* What is needed
Look through the listing and locate every line containing the word "преобразования"; copy those lines.

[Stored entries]

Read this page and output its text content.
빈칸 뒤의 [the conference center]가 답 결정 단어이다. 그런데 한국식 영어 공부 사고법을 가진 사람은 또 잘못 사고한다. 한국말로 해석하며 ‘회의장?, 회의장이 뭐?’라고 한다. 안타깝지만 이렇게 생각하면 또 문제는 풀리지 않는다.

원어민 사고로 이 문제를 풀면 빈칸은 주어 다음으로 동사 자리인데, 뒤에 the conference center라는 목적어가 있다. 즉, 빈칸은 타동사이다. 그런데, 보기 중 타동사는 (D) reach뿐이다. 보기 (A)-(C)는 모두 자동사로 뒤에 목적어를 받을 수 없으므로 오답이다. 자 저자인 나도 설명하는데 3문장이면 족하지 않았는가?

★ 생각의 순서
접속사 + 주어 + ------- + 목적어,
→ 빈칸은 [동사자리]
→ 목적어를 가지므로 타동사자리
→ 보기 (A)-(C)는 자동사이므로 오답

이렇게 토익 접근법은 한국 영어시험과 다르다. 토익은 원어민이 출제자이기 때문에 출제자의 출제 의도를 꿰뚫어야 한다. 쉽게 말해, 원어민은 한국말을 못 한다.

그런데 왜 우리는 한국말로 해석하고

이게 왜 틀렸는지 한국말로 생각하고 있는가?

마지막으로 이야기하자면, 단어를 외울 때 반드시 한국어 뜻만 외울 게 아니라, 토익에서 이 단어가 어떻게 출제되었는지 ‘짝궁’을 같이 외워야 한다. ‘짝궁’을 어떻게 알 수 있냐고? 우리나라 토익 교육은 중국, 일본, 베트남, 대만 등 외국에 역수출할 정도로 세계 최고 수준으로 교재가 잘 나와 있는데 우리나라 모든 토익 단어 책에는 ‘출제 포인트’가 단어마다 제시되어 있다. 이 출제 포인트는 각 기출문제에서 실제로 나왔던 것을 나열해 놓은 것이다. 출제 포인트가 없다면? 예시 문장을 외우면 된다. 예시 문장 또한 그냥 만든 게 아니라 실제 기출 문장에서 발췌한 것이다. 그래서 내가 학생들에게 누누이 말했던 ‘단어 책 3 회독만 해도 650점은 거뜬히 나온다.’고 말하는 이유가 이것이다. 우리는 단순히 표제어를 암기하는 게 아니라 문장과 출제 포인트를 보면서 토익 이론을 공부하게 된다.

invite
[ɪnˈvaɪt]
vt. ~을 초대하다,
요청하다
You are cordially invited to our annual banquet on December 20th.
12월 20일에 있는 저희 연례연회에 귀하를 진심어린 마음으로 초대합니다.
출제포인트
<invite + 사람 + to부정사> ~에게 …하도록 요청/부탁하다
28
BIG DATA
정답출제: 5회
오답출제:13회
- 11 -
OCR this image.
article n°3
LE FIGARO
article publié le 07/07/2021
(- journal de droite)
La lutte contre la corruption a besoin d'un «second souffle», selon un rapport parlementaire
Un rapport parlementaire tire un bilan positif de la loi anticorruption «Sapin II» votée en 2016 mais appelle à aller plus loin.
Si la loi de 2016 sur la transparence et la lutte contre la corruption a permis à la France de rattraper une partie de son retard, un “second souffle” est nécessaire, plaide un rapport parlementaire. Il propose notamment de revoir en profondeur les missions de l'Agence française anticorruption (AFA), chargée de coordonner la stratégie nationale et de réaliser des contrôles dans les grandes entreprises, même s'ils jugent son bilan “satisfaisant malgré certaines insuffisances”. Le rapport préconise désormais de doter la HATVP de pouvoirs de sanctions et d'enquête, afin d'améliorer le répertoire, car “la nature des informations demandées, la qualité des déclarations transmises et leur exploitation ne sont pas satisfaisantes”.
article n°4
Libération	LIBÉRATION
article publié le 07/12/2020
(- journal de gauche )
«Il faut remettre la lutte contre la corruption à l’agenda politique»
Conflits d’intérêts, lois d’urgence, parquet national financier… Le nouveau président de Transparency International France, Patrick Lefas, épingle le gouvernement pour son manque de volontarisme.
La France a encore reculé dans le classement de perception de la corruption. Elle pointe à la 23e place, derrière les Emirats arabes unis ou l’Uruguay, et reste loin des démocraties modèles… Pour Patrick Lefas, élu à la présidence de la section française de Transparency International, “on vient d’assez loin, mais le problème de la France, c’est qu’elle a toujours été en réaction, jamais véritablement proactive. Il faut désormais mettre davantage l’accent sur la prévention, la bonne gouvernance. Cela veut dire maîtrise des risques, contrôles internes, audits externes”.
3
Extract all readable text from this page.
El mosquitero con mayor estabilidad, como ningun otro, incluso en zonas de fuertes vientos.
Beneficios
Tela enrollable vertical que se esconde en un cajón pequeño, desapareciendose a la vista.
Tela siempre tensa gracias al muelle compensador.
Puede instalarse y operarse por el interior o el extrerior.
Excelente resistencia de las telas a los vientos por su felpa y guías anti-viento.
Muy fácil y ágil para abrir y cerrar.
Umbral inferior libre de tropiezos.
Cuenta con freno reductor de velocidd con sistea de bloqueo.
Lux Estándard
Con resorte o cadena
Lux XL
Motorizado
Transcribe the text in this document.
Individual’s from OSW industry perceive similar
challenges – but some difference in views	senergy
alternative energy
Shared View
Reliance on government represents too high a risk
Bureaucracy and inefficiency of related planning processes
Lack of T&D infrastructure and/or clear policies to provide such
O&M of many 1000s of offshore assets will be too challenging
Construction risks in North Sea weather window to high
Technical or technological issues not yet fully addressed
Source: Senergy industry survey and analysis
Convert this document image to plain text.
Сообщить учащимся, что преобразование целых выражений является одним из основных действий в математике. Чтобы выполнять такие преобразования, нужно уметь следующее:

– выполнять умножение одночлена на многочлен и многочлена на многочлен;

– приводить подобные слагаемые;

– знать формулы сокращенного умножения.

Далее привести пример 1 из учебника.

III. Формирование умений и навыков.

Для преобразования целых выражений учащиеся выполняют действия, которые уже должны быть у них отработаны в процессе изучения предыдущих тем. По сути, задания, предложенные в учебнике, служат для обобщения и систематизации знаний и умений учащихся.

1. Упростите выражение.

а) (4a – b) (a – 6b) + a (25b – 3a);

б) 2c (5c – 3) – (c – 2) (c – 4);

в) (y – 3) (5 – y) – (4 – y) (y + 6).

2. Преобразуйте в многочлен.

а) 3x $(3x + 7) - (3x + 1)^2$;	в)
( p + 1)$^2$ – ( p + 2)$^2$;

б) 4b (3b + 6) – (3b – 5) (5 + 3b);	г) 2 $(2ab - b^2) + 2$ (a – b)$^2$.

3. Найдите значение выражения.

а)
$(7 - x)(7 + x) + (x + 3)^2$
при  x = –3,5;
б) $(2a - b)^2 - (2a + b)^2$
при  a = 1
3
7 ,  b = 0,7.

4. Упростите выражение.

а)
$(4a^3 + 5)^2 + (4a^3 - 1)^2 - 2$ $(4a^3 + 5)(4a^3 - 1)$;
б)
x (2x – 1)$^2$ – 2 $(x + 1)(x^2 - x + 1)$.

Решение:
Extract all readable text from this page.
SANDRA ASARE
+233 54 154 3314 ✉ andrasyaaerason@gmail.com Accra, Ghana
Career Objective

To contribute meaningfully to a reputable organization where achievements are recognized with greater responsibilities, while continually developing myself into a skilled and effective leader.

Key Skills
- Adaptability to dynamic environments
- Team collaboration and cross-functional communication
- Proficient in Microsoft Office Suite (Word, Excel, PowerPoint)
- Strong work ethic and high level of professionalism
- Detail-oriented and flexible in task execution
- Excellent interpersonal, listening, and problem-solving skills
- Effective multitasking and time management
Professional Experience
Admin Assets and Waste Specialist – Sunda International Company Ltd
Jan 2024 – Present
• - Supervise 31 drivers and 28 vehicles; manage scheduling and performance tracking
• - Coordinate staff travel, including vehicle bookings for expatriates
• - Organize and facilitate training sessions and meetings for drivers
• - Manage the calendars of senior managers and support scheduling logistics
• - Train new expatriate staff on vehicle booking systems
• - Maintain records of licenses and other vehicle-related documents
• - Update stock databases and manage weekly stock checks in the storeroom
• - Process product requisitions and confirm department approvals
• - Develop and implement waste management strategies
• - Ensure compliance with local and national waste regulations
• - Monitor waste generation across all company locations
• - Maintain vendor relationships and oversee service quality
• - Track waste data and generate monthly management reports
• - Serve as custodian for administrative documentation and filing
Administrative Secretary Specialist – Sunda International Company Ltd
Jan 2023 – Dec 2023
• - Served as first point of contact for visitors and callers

* Worked answer
Сообщить учащимся, что преобразование целых выражений является одним из основных действий в математике. Чтобы выполнять такие преобразования, нужно уметь следующее:
Для преобразования целых выражений учащиеся выполняют действия, которые уже должны быть у них отработаны в процессе изучения предыдущих тем. По сути, задания, предложенные в учебнике, служат для обобщения и систематизации знаний и умений учащихся.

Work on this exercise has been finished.